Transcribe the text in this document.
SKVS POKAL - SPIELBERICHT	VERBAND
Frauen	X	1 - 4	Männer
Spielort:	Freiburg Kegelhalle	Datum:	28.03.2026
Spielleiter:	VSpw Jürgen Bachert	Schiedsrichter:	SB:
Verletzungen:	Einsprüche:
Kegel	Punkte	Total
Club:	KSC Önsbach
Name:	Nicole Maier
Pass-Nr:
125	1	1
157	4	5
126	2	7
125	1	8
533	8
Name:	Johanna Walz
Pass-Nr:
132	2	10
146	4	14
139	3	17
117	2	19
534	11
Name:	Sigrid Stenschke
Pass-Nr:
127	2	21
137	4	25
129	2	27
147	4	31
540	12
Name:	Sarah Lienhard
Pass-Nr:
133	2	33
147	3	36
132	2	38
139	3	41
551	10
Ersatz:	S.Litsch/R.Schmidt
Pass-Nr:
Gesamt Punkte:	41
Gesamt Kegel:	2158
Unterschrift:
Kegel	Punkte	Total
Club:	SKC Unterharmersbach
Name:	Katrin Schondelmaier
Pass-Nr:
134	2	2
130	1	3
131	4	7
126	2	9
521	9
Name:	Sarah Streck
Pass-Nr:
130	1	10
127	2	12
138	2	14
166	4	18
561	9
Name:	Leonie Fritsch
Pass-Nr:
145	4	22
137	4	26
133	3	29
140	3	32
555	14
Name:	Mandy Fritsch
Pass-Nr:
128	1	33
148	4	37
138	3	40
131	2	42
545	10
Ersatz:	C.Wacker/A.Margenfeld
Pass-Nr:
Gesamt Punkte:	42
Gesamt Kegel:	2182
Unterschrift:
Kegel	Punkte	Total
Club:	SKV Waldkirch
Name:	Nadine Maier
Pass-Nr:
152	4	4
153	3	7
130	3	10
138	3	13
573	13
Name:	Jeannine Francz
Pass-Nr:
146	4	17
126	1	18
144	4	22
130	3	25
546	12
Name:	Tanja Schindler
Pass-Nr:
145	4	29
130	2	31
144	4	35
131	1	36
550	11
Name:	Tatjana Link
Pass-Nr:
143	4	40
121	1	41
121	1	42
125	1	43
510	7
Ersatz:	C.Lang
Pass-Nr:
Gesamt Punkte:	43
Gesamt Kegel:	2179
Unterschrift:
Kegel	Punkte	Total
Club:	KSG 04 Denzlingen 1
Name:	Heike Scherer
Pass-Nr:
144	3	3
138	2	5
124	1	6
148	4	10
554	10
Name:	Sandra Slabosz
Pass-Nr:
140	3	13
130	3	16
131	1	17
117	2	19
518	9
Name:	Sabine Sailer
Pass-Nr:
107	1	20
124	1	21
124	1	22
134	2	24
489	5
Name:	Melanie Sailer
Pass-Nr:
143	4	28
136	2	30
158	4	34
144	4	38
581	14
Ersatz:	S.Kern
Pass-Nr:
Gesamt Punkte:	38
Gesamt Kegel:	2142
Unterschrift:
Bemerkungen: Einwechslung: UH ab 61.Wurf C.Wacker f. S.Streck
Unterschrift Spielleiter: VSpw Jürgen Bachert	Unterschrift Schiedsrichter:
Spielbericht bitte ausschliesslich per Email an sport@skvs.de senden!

**Exercise description**
Recopy all the lines exactly as they appear.

**Solution**
Transcribe the text in this document.
SKVS POKAL - SPIELBERICHT	VERBAND
Frauen	X	1 - 4	Männer
Spielort:	Freiburg Kegelhalle	Datum:	28.03.2026
Spielleiter:	VSpw Jürgen Bachert	Schiedsrichter:	SB:
Verletzungen:	Einsprüche:
Kegel	Punkte	Total
Club:	KSC Önsbach
Name:	Nicole Maier
Pass-Nr:
125	1	1
157	4	5
126	2	7
125	1	8
533	8
Name:	Johanna Walz
Pass-Nr:
132	2	10
146	4	14
139	3	17
117	2	19
534	11
Name:	Sigrid Stenschke
Pass-Nr:
127	2	21
137	4	25
129	2	27
147	4	31
540	12
Name:	Sarah Lienhard
Pass-Nr:
133	2	33
147	3	36
132	2	38
139	3	41
551	10
Ersatz:	S.Litsch/R.Schmidt
Pass-Nr:
Gesamt Punkte:	41
Gesamt Kegel:	2158
Unterschrift:
Kegel	Punkte	Total
Club:	SKC Unterharmersbach
Name:	Katrin Schondelmaier
Pass-Nr:
134	2	2
130	1	3
131	4	7
126	2	9
521	9
Name:	Sarah Streck
Pass-Nr:
130	1	10
127	2	12
138	2	14
166	4	18
561	9
Name:	Leonie Fritsch
Pass-Nr:
145	4	22
137	4	26
133	3	29
140	3	32
555	14
Name:	Mandy Fritsch
Pass-Nr:
128	1	33
148	4	37
138	3	40
131	2	42
545	10
Ersatz:	C.Wacker/A.Margenfeld
Pass-Nr:
Gesamt Punkte:	42
Gesamt Kegel:	2182
Unterschrift:
Kegel	Punkte	Total
Club:	SKV Waldkirch
Name:	Nadine Maier
Pass-Nr:
152	4	4
153	3	7
130	3	10
138	3	13
573	13
Name:	Jeannine Francz
Pass-Nr:
146	4	17
126	1	18
144	4	22
130	3	25
546	12
Name:	Tanja Schindler
Pass-Nr:
145	4	29
130	2	31
144	4	35
131	1	36
550	11
Name:	Tatjana Link
Pass-Nr:
143	4	40
121	1	41
121	1	42
125	1	43
510	7
Ersatz:	C.Lang
Pass-Nr:
Gesamt Punkte:	43
Gesamt Kegel:	2179
Unterschrift:
Kegel	Punkte	Total
Club:	KSG 04 Denzlingen 1
Name:	Heike Scherer
Pass-Nr:
144	3	3
138	2	5
124	1	6
148	4	10
554	10
Name:	Sandra Slabosz
Pass-Nr:
140	3	13
130	3	16
131	1	17
117	2	19
518	9
Name:	Sabine Sailer
Pass-Nr:
107	1	20
124	1	21
124	1	22
134	2	24
489	5
Name:	Melanie Sailer
Pass-Nr:
143	4	28
136	2	30
158	4	34
144	4	38
581	14
Ersatz:	S.Kern
Pass-Nr:
Gesamt Punkte:	38
Gesamt Kegel:	2142
Unterschrift:
Bemerkungen: Einwechslung: UH ab 61.Wurf C.Wacker f. S.Streck
Unterschrift Spielleiter: VSpw Jürgen Bachert	Unterschrift Schiedsrichter:
Spielbericht bitte ausschliesslich per Email an sport@skvs.de senden!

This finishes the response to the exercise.